- _DIRECTIONS_
Gather the lines from the material that contain "right".

— Begin —

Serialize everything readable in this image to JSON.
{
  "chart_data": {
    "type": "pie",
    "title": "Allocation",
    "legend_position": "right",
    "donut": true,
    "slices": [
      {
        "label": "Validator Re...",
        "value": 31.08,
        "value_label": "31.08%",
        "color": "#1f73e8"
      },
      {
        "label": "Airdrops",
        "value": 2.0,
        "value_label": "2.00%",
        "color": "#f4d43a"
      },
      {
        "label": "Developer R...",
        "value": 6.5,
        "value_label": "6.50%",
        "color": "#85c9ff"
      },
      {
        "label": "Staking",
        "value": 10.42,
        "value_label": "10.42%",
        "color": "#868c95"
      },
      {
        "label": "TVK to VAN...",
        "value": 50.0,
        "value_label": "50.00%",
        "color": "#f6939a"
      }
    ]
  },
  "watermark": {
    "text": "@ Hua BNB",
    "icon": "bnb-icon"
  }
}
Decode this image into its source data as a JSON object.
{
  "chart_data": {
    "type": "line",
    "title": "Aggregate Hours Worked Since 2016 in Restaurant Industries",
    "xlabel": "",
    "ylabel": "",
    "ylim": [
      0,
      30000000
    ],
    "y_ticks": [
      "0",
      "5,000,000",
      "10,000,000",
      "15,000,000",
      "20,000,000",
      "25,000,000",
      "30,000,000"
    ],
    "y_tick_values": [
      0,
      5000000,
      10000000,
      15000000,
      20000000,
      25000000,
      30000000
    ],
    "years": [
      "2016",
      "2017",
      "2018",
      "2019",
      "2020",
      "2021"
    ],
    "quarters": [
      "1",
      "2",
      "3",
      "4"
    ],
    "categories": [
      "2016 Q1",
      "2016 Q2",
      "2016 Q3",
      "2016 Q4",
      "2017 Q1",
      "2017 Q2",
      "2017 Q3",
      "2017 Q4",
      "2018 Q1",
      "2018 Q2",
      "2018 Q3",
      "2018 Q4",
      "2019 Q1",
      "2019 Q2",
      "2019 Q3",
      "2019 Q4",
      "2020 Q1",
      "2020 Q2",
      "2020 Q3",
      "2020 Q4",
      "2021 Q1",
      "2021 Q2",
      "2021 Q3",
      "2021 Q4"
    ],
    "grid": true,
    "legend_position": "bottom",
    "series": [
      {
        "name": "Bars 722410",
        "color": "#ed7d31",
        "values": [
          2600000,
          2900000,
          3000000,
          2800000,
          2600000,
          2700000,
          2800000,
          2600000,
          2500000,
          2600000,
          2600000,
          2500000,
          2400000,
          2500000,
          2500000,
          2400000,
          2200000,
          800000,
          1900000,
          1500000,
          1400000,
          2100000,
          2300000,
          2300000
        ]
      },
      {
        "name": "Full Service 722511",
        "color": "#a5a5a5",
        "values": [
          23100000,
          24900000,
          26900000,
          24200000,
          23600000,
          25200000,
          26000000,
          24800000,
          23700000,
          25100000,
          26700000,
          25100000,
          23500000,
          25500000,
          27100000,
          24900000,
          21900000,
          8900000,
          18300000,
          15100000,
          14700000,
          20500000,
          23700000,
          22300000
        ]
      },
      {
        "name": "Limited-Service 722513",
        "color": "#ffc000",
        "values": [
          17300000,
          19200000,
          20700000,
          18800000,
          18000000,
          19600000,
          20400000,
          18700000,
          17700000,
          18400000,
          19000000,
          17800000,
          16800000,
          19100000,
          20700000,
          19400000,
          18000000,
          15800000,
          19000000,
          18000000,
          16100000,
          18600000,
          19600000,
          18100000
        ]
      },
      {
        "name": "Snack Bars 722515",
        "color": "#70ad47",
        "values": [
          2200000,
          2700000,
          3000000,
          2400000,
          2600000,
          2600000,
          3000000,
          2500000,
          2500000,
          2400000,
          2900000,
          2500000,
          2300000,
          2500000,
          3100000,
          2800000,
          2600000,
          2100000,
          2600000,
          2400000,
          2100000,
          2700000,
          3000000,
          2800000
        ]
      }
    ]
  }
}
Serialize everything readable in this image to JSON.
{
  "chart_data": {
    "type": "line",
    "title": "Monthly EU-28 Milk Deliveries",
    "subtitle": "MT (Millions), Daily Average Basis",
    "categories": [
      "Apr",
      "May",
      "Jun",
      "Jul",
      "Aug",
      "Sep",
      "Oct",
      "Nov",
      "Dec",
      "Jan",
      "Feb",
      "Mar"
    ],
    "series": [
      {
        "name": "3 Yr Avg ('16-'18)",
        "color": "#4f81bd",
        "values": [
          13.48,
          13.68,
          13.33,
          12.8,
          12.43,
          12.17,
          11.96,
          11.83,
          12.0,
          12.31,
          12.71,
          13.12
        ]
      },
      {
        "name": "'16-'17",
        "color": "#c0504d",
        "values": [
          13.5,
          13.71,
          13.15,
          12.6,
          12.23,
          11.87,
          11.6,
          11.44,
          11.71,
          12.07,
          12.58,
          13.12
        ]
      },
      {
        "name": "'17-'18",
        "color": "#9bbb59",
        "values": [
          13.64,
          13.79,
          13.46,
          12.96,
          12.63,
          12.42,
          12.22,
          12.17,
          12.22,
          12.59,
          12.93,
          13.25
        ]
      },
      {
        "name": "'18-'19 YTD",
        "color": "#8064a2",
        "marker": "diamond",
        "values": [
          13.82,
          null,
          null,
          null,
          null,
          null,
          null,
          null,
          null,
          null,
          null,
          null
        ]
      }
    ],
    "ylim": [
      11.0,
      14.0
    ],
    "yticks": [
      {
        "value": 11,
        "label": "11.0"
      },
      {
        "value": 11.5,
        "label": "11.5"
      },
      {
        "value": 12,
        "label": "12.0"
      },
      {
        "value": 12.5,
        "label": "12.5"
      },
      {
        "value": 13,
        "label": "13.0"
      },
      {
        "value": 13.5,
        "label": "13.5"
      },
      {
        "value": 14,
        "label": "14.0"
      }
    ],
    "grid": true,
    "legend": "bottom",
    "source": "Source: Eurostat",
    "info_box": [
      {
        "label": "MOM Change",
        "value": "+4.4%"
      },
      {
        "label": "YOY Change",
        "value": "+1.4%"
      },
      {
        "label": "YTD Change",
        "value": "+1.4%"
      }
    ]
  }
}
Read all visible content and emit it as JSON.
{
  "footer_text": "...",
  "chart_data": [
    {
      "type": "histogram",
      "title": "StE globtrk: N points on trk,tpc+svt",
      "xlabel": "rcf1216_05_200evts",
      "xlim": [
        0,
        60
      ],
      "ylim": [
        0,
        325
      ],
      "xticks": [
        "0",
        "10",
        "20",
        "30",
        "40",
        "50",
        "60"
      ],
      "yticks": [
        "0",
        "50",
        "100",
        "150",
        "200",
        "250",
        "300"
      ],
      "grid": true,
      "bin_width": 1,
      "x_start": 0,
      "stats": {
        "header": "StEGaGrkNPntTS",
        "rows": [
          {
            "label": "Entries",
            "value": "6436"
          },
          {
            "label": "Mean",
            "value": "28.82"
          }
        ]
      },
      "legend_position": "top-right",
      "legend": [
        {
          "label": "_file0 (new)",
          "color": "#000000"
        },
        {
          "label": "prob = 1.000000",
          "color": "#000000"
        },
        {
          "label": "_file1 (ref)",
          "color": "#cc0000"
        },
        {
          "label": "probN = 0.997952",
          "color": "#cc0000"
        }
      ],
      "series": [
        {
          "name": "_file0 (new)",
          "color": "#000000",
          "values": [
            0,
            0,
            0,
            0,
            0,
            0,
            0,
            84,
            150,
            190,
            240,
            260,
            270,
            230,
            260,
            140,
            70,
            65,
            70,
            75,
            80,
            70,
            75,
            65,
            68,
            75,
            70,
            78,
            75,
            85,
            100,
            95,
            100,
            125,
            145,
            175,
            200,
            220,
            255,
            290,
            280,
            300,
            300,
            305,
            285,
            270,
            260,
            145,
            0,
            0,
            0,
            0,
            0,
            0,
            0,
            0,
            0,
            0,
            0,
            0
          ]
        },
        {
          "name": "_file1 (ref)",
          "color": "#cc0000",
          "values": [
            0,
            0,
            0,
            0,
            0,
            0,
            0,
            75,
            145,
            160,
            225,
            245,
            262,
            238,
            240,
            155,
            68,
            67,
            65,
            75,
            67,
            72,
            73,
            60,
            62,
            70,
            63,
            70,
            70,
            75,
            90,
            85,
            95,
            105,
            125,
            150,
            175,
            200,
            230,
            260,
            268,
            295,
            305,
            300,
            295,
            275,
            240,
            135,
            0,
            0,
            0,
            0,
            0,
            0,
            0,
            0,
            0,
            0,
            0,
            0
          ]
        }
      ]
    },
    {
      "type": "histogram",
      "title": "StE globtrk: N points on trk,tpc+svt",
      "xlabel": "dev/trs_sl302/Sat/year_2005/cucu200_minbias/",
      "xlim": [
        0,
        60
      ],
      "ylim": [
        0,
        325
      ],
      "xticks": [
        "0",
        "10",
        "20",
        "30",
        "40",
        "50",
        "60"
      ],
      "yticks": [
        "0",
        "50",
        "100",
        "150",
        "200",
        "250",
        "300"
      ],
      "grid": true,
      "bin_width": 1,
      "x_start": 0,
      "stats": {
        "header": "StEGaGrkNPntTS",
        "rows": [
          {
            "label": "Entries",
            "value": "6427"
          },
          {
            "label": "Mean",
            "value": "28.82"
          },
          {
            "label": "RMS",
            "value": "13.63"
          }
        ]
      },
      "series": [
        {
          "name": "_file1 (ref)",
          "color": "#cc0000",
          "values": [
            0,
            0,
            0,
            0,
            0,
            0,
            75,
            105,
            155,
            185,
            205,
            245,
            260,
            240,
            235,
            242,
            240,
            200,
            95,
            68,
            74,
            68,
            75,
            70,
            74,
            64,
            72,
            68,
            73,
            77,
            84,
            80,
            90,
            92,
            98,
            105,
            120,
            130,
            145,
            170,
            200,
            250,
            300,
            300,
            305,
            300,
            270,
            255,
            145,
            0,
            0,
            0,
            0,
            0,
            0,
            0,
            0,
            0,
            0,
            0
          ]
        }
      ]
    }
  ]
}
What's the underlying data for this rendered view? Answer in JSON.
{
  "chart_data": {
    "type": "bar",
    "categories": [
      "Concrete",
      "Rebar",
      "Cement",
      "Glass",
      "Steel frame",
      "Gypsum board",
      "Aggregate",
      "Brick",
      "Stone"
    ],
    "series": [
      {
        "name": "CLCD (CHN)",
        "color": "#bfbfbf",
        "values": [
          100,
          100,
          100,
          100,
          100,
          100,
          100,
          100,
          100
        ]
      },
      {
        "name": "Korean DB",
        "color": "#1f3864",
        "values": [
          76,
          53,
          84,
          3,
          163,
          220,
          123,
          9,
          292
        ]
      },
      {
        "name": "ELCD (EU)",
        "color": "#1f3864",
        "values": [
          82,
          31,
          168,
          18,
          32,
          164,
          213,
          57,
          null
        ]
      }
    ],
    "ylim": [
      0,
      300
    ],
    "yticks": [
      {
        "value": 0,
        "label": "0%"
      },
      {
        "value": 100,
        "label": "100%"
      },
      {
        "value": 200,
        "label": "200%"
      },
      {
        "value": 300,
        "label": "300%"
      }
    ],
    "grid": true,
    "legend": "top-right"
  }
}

— End —

- _CORRECT ANSWER_
    "legend_position": "right",
      "legend_position": "top-right",
    "legend": "top-right"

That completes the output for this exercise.